Element location data:
|---|

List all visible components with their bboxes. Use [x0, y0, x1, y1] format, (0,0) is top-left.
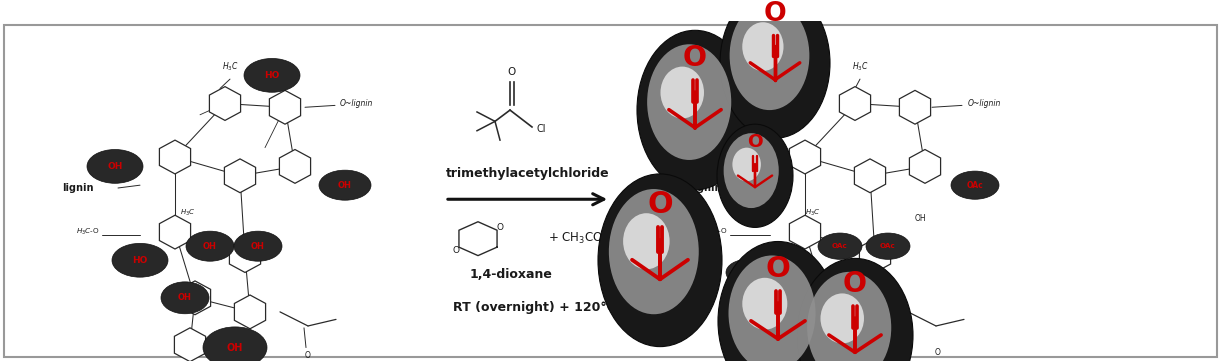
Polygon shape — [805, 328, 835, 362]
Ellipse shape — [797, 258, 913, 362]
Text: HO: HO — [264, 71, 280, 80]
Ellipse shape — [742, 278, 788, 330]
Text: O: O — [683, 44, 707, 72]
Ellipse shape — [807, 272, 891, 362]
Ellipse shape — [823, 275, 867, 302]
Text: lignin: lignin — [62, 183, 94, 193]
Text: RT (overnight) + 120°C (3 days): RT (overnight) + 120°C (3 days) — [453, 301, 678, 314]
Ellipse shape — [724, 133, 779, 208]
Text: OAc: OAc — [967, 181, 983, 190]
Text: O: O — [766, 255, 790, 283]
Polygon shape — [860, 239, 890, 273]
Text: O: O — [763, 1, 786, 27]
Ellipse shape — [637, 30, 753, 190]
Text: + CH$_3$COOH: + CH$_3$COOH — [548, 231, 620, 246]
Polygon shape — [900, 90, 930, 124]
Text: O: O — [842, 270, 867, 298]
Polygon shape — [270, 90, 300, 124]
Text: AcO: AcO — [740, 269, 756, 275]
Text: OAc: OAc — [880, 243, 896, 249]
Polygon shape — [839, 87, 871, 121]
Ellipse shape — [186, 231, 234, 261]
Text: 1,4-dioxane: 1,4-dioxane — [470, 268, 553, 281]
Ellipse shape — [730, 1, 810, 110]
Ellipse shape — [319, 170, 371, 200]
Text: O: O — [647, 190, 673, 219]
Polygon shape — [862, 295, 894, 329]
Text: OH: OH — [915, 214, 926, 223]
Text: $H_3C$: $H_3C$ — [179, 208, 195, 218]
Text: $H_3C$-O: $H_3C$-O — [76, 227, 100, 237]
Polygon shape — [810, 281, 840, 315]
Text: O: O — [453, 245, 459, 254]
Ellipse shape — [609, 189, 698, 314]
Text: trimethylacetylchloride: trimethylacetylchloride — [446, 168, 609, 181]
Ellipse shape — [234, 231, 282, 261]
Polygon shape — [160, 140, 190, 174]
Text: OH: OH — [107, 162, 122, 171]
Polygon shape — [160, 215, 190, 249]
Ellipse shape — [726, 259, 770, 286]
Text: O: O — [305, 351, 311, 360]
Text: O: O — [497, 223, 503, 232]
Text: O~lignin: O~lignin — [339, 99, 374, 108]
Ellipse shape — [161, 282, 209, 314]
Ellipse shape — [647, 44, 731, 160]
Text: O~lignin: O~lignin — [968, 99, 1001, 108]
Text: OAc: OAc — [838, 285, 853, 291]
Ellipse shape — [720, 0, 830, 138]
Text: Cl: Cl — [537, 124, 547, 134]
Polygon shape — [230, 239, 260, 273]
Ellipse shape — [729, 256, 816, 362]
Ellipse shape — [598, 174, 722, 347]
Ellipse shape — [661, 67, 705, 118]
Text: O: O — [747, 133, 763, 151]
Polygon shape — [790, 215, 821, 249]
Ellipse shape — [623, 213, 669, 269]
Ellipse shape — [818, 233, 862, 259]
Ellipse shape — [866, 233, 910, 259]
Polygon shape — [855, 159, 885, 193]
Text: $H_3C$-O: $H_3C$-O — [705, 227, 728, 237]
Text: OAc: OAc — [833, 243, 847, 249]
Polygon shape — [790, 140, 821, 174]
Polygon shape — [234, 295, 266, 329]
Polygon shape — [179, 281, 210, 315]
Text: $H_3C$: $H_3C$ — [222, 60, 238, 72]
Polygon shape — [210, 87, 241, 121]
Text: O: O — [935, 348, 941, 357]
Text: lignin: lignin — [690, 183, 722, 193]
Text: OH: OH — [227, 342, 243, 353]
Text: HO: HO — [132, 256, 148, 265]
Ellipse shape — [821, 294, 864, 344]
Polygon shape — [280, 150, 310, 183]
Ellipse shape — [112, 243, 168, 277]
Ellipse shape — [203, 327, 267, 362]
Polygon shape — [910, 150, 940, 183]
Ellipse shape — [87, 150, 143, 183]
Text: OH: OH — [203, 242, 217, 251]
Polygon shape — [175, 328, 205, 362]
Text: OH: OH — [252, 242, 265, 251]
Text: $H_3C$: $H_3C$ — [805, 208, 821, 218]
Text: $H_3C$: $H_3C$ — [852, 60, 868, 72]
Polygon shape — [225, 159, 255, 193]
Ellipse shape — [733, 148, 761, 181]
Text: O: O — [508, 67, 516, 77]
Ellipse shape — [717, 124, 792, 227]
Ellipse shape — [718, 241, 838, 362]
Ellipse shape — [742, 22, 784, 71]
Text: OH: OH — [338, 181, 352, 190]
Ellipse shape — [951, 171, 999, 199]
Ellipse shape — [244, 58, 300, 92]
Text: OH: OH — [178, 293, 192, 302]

|---|

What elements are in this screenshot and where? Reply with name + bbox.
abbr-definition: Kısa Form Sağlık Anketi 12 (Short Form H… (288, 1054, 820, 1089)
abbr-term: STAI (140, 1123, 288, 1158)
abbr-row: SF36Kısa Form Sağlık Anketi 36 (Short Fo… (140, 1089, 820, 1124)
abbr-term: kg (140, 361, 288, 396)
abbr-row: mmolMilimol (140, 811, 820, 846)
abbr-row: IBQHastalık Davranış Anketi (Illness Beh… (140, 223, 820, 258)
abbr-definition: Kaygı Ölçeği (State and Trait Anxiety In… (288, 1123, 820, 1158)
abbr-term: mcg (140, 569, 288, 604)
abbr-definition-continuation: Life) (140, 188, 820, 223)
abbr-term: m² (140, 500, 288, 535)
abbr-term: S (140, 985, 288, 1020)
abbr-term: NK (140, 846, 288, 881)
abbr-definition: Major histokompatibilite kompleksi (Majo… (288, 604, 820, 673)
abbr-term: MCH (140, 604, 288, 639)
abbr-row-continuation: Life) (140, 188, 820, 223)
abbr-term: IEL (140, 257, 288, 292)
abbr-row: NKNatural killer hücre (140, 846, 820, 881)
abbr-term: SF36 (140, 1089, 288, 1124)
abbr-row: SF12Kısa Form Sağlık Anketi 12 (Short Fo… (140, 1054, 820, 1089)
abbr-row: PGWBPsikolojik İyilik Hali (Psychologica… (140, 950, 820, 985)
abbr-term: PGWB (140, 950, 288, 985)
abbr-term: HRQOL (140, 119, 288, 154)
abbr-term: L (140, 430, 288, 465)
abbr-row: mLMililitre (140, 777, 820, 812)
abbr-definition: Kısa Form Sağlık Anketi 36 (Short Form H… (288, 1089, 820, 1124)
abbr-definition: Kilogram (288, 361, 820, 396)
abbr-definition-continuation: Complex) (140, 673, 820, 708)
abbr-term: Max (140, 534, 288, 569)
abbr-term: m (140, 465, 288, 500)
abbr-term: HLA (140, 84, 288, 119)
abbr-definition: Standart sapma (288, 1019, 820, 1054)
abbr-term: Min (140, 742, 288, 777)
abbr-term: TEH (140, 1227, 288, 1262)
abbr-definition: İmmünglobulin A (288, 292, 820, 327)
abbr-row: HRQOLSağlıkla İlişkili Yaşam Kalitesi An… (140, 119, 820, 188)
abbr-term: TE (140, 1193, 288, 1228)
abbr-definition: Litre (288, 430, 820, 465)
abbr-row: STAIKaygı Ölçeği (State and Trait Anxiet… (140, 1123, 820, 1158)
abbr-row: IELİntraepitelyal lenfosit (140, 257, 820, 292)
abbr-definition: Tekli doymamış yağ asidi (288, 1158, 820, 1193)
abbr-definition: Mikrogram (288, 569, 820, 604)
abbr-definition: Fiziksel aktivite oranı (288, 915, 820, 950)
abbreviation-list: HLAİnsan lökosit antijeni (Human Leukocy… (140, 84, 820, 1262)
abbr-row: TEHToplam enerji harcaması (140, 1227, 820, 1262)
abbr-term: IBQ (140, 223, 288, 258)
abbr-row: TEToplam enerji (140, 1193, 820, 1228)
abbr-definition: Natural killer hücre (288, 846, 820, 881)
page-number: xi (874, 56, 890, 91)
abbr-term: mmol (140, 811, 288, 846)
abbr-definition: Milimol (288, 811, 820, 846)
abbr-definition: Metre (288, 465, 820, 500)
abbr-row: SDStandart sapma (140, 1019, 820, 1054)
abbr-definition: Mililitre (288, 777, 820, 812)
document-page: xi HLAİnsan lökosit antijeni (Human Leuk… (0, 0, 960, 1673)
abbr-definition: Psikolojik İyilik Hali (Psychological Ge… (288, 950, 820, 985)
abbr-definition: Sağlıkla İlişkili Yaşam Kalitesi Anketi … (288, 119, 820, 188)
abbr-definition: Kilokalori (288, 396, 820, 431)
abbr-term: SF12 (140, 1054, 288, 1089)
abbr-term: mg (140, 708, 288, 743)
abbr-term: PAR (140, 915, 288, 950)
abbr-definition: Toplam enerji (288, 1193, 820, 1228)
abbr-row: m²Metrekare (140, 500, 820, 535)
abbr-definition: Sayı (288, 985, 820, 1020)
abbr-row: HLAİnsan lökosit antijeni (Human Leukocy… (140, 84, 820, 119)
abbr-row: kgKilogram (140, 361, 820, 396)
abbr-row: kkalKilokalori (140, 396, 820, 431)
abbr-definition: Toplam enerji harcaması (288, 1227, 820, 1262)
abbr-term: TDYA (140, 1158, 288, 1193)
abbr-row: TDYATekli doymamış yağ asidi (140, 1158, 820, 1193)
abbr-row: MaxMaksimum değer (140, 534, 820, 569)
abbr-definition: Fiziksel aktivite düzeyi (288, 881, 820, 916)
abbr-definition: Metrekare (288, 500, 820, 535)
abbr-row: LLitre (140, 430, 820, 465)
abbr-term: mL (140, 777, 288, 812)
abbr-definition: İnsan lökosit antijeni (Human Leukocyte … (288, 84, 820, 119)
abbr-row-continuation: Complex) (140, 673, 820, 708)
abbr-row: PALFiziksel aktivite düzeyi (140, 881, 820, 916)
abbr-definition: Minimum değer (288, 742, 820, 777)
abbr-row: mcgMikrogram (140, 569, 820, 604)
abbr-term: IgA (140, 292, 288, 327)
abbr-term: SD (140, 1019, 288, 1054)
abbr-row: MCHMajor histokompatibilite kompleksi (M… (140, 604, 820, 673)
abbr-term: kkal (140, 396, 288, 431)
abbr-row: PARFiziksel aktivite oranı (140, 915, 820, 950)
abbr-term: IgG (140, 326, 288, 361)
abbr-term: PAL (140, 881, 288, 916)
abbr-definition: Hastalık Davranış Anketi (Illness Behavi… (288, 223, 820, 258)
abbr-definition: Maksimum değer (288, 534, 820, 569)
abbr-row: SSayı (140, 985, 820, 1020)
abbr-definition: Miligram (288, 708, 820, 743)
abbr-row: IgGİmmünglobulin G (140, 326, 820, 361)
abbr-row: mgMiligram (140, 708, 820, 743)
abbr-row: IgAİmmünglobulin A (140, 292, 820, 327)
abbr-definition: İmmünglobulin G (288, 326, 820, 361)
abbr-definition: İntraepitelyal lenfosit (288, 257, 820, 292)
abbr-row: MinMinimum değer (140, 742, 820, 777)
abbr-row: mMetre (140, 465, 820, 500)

|---|

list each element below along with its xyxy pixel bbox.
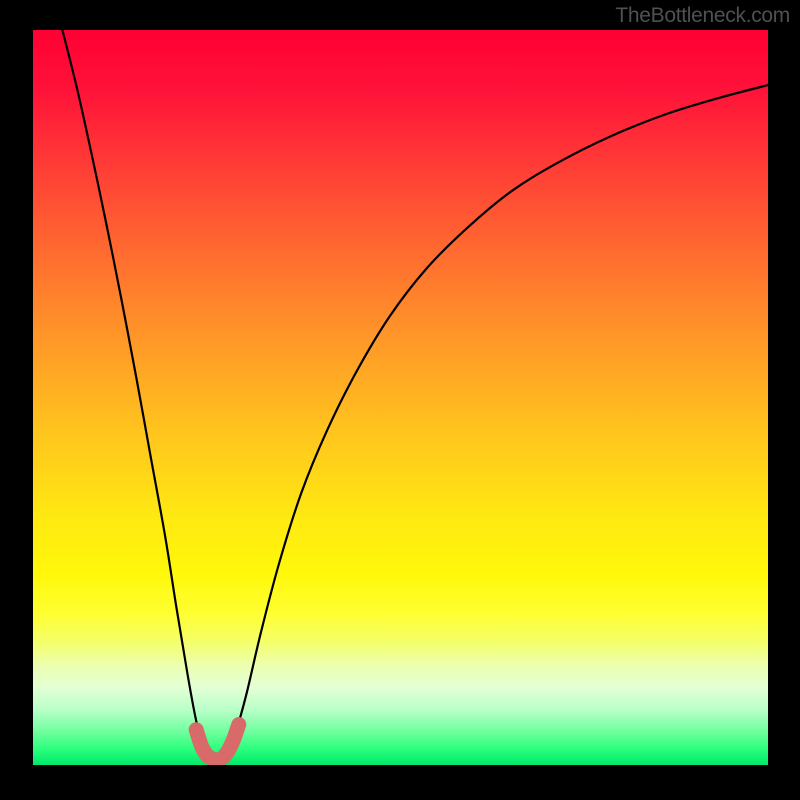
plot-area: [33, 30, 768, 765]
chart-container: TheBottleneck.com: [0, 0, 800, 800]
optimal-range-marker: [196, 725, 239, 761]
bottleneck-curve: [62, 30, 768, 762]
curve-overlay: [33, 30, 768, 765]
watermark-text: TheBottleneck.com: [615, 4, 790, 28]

|---|

Set task → Could you print every line between the line containing "List all visible" and the line containing "Text: + CH$_3$COOH: +", inclusive, without changing it and omitting the picture?

Task result →
List all visible components with their bboxes. Use [x0, y0, x1, y1] format, (0,0) is top-left.
Polygon shape — [805, 328, 835, 362]
Ellipse shape — [797, 258, 913, 362]
Text: HO: HO — [264, 71, 280, 80]
Ellipse shape — [742, 278, 788, 330]
Text: O: O — [683, 44, 707, 72]
Ellipse shape — [807, 272, 891, 362]
Ellipse shape — [823, 275, 867, 302]
Text: lignin: lignin — [62, 183, 94, 193]
Text: RT (overnight) + 120°C (3 days): RT (overnight) + 120°C (3 days) — [453, 301, 678, 314]
Ellipse shape — [724, 133, 779, 208]
Text: OAc: OAc — [967, 181, 983, 190]
Text: O: O — [766, 255, 790, 283]
Polygon shape — [860, 239, 890, 273]
Text: O: O — [763, 1, 786, 27]
Ellipse shape — [637, 30, 753, 190]
Text: + CH$_3$COOH: + CH$_3$COOH — [548, 231, 620, 246]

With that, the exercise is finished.